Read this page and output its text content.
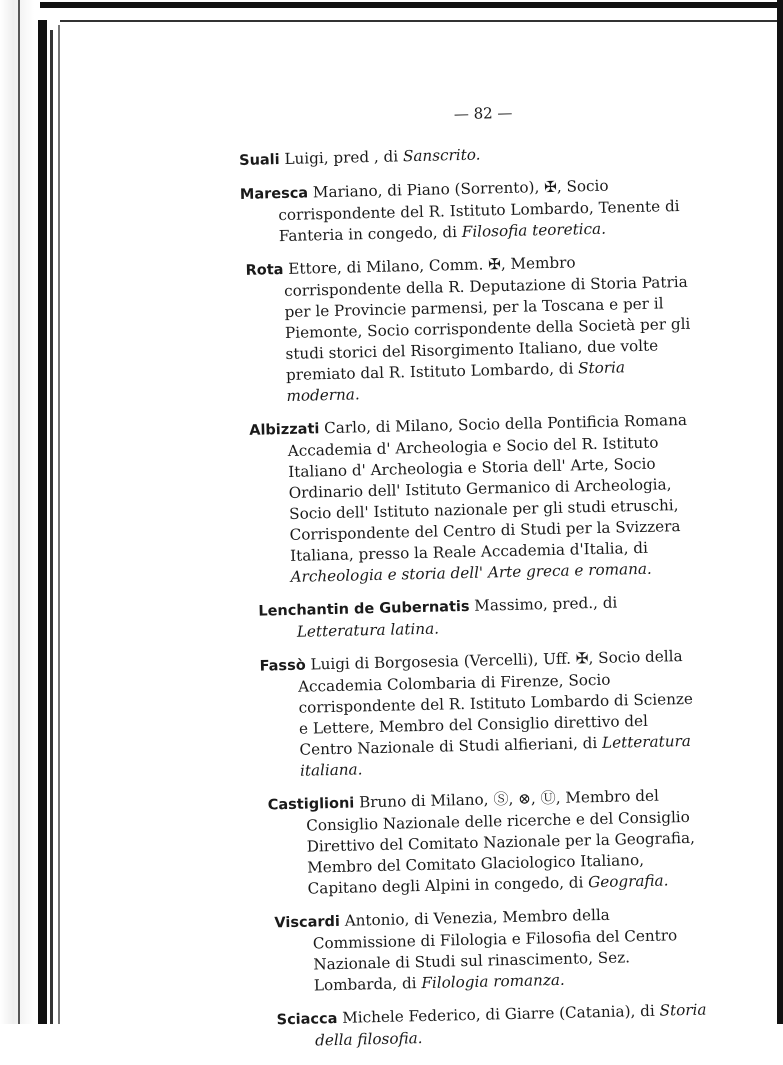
— 82 —

Suali Luigi, pred , di Sanscrito.

Maresca Mariano, di Piano (Sorrento), ✠, Socio corrispondente del R. Istituto Lombardo, Tenente di Fanteria in congedo, di Filosofia teoretica.

Rota Ettore, di Milano, Comm. ✠, Membro corrispondente della R. Deputazione di Storia Patria per le Provincie parmensi, per la Toscana e per il Piemonte, Socio corrispondente della Società per gli studi storici del Risorgimento Italiano, due volte premiato dal R. Istituto Lombardo, di Storia moderna.

Albizzati Carlo, di Milano, Socio della Pontificia Romana Accademia d' Archeologia e Socio del R. Istituto Italiano d' Archeologia e Storia dell' Arte, Socio Ordinario dell' Istituto Germanico di Archeologia, Socio dell' Istituto nazionale per gli studi etruschi, Corrispondente del Centro di Studi per la Svizzera Italiana, presso la Reale Accademia d'Italia, di Archeologia e storia dell' Arte greca e romana.

Lenchantin de Gubernatis Massimo, pred., di Letteratura latina.

Fassò Luigi di Borgosesia (Vercelli), Uff. ✠, Socio della Accademia Colombaria di Firenze, Socio corrispondente del R. Istituto Lombardo di Scienze e Lettere, Membro del Consiglio direttivo del Centro Nazionale di Studi alfieriani, di Letteratura italiana.

Castiglioni Bruno di Milano, Ⓢ, ⊗, Ⓤ, Membro del Consiglio Nazionale delle ricerche e del Consiglio Direttivo del Comitato Nazionale per la Geografia, Membro del Comitato Glaciologico Italiano, Capitano degli Alpini in congedo, di Geografia.

Viscardi Antonio, di Venezia, Membro della Commissione di Filologia e Filosofia del Centro Nazionale di Studi sul rinascimento, Sez. Lombarda, di Filologia romanza.

Sciacca Michele Federico, di Giarre (Catania), di Storia della filosofia.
━━━━
**Instructions to follow:**
Print every record above exactly as written, leaving out the pictures.

**The completed task:**
Read this page and output its text content.
— 82 —

Suali Luigi, pred , di Sanscrito.

Maresca Mariano, di Piano (Sorrento), ✠, Socio corrispondente del R. Istituto Lombardo, Tenente di Fanteria in congedo, di Filosofia teoretica.

Rota Ettore, di Milano, Comm. ✠, Membro corrispondente della R. Deputazione di Storia Patria per le Provincie parmensi, per la Toscana e per il Piemonte, Socio corrispondente della Società per gli studi storici del Risorgimento Italiano, due volte premiato dal R. Istituto Lombardo, di Storia moderna.

Albizzati Carlo, di Milano, Socio della Pontificia Romana Accademia d' Archeologia e Socio del R. Istituto Italiano d' Archeologia e Storia dell' Arte, Socio Ordinario dell' Istituto Germanico di Archeologia, Socio dell' Istituto nazionale per gli studi etruschi, Corrispondente del Centro di Studi per la Svizzera Italiana, presso la Reale Accademia d'Italia, di Archeologia e storia dell' Arte greca e romana.

Lenchantin de Gubernatis Massimo, pred., di Letteratura latina.

Fassò Luigi di Borgosesia (Vercelli), Uff. ✠, Socio della Accademia Colombaria di Firenze, Socio corrispondente del R. Istituto Lombardo di Scienze e Lettere, Membro del Consiglio direttivo del Centro Nazionale di Studi alfieriani, di Letteratura italiana.

Castiglioni Bruno di Milano, Ⓢ, ⊗, Ⓤ, Membro del Consiglio Nazionale delle ricerche e del Consiglio Direttivo del Comitato Nazionale per la Geografia, Membro del Comitato Glaciologico Italiano, Capitano degli Alpini in congedo, di Geografia.

Viscardi Antonio, di Venezia, Membro della Commissione di Filologia e Filosofia del Centro Nazionale di Studi sul rinascimento, Sez. Lombarda, di Filologia romanza.

Sciacca Michele Federico, di Giarre (Catania), di Storia della filosofia.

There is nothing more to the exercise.